*EXERCISE AIM:* All of the material should be reproduced exactly, with pictures left out.

Dataset items:
______
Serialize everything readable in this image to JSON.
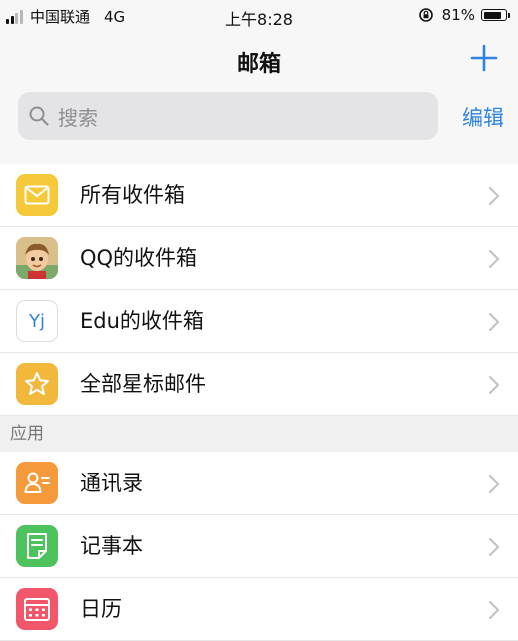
{
  "status_bar": {
    "carrier": "中国联通",
    "network": "4G",
    "time": "上午8:28",
    "battery": "81%",
    "battery_level": 0.81
  },
  "header": {
    "title": "邮箱",
    "add_icon": "plus-icon",
    "edit_label": "编辑"
  },
  "search": {
    "placeholder": "搜索",
    "icon": "search-icon"
  },
  "mailboxes": [
    {
      "label": "所有收件箱",
      "icon": "envelope-icon",
      "color": "#f5c93a"
    },
    {
      "label": "QQ的收件箱",
      "icon": "avatar-icon",
      "color": "#e8c07a"
    },
    {
      "label": "Edu的收件箱",
      "icon": "yj-logo-icon",
      "icon_text": "Yj",
      "color": "#ffffff"
    },
    {
      "label": "全部星标邮件",
      "icon": "star-icon",
      "color": "#f2b83c"
    }
  ],
  "apps_section": {
    "title": "应用",
    "items": [
      {
        "label": "通讯录",
        "icon": "contacts-icon",
        "color": "#f59a3a"
      },
      {
        "label": "记事本",
        "icon": "notepad-icon",
        "color": "#4cc35c"
      },
      {
        "label": "日历",
        "icon": "calendar-icon",
        "color": "#f2566a"
      }
    ]
  },
  "colors": {
    "accent": "#2f84e0",
    "header_bg": "#f7f7f7",
    "section_bg": "#f0f0f0"
  }
}
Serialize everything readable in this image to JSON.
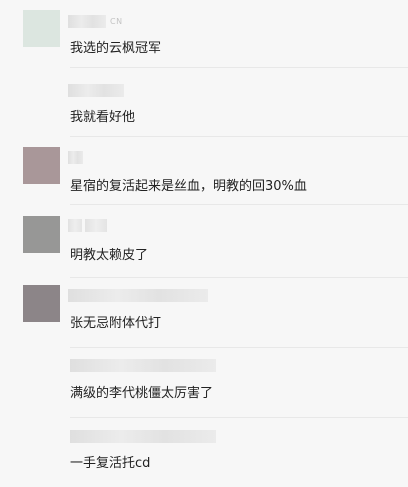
______
*REPLY:*
Serialize everything readable in this image to JSON.
{
  "status_bar": {
    "carrier": "中国联通",
    "network": "4G",
    "time": "上午8:28",
    "battery": "81%",
    "battery_level": 0.81
  },
  "header": {
    "title": "邮箱",
    "add_icon": "plus-icon",
    "edit_label": "编辑"
  },
  "search": {
    "placeholder": "搜索",
    "icon": "search-icon"
  },
  "mailboxes": [
    {
      "label": "所有收件箱",
      "icon": "envelope-icon",
      "color": "#f5c93a"
    },
    {
      "label": "QQ的收件箱",
      "icon": "avatar-icon",
      "color": "#e8c07a"
    },
    {
      "label": "Edu的收件箱",
      "icon": "yj-logo-icon",
      "icon_text": "Yj",
      "color": "#ffffff"
    },
    {
      "label": "全部星标邮件",
      "icon": "star-icon",
      "color": "#f2b83c"
    }
  ],
  "apps_section": {
    "title": "应用",
    "items": [
      {
        "label": "通讯录",
        "icon": "contacts-icon",
        "color": "#f59a3a"
      },
      {
        "label": "记事本",
        "icon": "notepad-icon",
        "color": "#4cc35c"
      },
      {
        "label": "日历",
        "icon": "calendar-icon",
        "color": "#f2566a"
      }
    ]
  },
  "colors": {
    "accent": "#2f84e0",
    "header_bg": "#f7f7f7",
    "section_bg": "#f0f0f0"
  }
}
Serialize everything readable in this image to JSON.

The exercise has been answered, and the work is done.